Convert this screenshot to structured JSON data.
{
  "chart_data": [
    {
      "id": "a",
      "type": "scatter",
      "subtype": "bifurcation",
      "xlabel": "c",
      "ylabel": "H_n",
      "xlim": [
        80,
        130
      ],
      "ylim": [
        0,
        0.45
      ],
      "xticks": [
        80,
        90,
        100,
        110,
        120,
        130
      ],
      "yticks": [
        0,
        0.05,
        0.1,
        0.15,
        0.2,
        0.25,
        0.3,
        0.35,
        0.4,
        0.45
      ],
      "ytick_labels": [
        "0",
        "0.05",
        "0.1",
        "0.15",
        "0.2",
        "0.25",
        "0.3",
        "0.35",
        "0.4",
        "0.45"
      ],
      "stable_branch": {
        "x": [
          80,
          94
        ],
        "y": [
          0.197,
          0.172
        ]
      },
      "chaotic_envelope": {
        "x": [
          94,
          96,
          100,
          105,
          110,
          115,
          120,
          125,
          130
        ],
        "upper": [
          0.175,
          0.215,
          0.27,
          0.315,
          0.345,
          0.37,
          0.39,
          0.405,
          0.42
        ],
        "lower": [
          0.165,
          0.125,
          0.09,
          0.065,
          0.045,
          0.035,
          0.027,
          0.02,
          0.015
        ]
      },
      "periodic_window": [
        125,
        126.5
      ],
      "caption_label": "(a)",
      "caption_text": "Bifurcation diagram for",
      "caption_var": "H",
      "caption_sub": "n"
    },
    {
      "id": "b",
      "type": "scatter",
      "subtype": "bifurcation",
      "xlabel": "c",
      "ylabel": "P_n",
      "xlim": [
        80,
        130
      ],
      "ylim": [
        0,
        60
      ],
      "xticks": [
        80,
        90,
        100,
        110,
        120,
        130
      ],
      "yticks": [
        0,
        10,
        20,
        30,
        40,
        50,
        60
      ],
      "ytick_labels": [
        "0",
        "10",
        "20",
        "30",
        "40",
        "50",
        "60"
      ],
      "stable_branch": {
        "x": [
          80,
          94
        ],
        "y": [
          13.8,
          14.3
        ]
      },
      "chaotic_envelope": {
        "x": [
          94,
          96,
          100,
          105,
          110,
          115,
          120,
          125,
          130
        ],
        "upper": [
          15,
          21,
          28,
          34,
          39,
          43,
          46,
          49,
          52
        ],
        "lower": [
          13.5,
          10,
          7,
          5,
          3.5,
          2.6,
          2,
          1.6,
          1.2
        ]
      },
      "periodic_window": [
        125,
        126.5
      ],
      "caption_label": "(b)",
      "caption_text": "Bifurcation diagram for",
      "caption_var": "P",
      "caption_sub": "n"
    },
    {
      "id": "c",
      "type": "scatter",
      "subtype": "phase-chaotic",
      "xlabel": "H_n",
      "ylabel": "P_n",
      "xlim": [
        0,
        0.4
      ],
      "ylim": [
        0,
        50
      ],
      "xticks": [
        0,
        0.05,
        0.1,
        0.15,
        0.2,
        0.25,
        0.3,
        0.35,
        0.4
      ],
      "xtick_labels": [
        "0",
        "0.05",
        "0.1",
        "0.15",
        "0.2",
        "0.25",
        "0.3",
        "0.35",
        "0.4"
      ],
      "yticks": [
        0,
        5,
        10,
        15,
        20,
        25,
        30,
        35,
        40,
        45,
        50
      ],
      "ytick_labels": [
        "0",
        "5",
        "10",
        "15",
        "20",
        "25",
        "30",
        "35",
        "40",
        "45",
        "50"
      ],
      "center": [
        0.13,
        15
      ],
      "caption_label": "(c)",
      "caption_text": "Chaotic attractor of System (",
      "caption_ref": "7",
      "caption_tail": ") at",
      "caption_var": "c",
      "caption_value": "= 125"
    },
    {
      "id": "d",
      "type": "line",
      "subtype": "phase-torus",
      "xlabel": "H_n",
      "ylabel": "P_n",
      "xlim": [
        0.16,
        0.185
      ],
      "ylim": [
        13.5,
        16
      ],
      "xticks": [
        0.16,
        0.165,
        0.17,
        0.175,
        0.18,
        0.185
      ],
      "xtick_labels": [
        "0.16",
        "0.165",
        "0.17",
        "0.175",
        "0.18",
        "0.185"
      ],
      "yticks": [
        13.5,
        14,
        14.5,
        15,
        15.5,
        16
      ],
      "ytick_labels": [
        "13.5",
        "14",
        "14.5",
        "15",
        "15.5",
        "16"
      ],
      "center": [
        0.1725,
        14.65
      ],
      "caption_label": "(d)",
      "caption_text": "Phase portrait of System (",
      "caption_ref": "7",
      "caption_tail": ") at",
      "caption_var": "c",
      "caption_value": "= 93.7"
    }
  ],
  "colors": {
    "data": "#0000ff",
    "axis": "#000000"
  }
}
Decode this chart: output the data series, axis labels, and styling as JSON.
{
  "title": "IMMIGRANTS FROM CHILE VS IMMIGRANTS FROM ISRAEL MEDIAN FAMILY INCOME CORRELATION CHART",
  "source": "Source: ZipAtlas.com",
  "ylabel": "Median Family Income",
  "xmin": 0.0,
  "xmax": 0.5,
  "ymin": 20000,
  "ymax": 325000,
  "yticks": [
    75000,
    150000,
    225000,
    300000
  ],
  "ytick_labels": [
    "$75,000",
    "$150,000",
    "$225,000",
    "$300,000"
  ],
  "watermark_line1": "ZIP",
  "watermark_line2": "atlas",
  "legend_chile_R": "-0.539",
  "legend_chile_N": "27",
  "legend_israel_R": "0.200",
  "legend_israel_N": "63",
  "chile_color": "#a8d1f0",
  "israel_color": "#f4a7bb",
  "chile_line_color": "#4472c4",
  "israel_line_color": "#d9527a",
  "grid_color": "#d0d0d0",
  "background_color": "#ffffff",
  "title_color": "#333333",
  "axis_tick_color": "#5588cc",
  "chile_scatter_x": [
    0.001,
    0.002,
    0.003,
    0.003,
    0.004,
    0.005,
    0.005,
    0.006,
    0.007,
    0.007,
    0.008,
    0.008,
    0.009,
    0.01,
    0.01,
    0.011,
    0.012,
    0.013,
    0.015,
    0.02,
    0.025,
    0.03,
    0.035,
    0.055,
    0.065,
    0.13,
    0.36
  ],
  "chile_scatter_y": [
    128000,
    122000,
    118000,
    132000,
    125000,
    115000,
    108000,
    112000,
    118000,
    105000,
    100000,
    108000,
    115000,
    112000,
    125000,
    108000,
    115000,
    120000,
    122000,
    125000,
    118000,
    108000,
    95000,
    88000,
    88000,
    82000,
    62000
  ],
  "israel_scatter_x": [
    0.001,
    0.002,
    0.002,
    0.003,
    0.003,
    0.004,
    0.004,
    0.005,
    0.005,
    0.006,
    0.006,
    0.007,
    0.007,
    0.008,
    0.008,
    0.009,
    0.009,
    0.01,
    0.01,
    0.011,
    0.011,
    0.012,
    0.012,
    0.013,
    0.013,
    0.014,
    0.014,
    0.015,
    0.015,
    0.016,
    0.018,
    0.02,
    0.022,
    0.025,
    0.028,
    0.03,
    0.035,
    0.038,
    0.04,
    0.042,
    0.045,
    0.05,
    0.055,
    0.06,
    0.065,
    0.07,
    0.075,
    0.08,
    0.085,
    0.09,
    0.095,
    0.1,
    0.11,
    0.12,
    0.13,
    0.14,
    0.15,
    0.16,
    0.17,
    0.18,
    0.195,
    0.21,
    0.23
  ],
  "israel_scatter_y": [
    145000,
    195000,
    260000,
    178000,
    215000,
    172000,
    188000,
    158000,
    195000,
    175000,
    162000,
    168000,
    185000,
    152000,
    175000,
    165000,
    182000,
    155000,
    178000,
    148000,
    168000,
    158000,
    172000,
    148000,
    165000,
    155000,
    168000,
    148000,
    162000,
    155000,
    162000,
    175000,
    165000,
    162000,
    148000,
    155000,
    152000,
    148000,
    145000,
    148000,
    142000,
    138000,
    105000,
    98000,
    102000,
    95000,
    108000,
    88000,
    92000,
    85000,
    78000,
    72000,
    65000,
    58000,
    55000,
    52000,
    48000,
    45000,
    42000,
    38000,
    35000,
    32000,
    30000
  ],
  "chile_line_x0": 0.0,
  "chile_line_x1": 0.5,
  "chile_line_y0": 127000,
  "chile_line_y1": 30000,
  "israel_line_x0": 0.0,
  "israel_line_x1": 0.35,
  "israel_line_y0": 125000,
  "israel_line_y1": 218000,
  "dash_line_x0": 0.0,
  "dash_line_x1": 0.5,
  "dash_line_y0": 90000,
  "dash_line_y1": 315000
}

+ + +

GIVEN EXERCISE:
List all lines in the material containing the string "this".

SOLUTION BELOW:
Convert this screenshot to structured JSON data.
Decode this chart: output the data series, axis labels, and styling as JSON.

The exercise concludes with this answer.